**Data excerpts:**
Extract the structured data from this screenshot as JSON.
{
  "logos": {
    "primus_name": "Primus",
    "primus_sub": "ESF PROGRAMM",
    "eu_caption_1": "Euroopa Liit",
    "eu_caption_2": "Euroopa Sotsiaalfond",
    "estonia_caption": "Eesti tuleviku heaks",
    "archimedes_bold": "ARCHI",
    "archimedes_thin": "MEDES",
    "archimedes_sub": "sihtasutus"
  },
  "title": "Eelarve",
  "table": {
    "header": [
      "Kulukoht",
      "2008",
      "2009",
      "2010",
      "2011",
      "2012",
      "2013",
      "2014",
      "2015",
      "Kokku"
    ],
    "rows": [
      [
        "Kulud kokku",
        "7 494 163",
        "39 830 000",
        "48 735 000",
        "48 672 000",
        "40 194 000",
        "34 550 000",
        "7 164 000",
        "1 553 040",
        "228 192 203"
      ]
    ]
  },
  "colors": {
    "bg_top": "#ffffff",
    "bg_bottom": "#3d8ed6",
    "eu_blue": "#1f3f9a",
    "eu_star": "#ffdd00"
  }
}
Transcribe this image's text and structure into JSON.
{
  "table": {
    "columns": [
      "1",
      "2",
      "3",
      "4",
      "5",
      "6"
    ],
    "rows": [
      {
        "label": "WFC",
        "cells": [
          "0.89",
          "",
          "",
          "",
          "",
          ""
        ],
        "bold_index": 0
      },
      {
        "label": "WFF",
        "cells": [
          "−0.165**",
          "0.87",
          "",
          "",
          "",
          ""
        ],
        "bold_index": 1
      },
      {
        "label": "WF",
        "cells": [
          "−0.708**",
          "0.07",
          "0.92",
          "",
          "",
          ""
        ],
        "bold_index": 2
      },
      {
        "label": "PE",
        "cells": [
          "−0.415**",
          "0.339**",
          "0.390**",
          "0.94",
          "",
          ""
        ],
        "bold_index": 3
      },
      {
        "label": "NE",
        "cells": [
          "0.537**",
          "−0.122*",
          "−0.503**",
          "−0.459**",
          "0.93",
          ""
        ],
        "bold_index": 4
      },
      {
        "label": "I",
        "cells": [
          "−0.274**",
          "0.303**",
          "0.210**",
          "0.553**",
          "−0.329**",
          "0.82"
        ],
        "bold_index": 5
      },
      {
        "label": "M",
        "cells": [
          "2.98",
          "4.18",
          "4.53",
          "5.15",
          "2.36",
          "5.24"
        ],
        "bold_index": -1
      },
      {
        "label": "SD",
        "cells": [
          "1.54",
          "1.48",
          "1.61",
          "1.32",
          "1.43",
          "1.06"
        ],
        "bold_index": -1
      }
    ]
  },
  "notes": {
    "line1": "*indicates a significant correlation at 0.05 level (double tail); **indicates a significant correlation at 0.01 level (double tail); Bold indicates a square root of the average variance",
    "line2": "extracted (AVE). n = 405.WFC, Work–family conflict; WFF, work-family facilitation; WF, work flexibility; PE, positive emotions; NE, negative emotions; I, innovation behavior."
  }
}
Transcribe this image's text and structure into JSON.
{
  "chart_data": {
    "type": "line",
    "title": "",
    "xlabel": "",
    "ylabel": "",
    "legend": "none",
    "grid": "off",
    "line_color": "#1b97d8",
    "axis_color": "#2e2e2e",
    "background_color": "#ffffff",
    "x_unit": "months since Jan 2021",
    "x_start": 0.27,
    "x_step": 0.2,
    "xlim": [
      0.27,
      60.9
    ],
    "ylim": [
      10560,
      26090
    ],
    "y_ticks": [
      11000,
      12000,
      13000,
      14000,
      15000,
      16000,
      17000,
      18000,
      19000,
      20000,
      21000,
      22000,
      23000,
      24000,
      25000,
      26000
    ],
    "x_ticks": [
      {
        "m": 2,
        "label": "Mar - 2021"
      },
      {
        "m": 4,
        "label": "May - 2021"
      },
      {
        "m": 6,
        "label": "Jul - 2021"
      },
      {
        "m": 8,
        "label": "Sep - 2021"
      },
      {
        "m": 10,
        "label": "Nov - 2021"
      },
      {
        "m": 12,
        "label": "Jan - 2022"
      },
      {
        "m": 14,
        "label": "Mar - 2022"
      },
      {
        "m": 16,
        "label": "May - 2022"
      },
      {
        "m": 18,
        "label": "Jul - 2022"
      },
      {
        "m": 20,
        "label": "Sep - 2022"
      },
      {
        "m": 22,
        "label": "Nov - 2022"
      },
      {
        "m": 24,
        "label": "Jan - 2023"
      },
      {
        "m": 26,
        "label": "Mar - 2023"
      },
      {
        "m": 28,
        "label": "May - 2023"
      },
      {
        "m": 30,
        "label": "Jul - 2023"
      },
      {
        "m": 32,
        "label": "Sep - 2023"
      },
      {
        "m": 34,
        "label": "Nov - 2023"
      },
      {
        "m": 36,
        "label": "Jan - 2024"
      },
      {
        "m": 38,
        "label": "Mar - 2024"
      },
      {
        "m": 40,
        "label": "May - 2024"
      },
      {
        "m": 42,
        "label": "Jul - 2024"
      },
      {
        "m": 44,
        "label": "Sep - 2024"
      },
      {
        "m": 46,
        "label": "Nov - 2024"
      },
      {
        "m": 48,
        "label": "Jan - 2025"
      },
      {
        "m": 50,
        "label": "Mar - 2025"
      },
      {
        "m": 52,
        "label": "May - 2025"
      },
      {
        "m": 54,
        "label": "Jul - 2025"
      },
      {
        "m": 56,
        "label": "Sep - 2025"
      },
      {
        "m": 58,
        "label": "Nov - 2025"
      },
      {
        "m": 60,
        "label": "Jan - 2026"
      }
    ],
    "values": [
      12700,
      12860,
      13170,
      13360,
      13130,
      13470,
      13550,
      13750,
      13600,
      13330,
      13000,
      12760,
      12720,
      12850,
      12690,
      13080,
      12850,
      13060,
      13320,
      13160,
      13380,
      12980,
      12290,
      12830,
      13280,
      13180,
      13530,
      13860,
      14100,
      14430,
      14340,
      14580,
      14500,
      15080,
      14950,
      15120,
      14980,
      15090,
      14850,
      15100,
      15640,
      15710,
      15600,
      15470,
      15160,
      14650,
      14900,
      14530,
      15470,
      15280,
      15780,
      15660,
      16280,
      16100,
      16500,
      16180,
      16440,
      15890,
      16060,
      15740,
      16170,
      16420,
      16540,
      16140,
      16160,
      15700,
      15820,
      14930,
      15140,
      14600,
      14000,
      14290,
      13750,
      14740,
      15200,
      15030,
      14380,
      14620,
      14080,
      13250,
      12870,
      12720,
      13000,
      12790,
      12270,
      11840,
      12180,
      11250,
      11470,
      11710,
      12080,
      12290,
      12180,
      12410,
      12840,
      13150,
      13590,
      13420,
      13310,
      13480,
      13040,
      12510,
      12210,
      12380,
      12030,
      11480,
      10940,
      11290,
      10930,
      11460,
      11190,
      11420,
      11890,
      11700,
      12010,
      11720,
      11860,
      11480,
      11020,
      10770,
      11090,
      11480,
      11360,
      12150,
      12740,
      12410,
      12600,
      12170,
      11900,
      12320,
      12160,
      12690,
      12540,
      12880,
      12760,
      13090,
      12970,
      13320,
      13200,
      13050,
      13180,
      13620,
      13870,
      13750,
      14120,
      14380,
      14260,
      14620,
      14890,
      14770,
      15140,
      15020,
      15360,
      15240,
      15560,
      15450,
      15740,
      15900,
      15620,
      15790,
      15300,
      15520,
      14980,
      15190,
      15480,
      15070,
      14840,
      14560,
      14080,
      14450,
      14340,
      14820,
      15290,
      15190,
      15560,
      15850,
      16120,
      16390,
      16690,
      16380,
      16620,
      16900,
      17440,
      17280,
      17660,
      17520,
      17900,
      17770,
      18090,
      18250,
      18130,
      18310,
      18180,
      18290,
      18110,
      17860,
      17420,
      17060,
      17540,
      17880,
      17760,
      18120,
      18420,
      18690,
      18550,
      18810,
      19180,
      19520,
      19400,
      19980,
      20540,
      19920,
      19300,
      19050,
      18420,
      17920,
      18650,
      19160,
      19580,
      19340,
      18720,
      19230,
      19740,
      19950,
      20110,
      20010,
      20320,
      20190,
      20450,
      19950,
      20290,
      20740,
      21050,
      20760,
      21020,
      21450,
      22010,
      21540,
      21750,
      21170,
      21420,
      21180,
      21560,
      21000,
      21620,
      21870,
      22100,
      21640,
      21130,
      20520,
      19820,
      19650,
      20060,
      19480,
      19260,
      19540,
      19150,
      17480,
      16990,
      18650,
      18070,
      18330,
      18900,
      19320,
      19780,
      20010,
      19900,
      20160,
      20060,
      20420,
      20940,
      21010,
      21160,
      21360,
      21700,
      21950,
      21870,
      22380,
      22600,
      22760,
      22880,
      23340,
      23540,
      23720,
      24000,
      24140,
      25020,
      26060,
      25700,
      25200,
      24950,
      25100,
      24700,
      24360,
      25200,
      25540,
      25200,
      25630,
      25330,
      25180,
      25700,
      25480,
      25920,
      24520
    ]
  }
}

**To be done:** List each line of the records that holds the string "Euroopa".

**Solved exercise:**
    "eu_caption_1": "Euroopa Liit",
    "eu_caption_2": "Euroopa Sotsiaalfond",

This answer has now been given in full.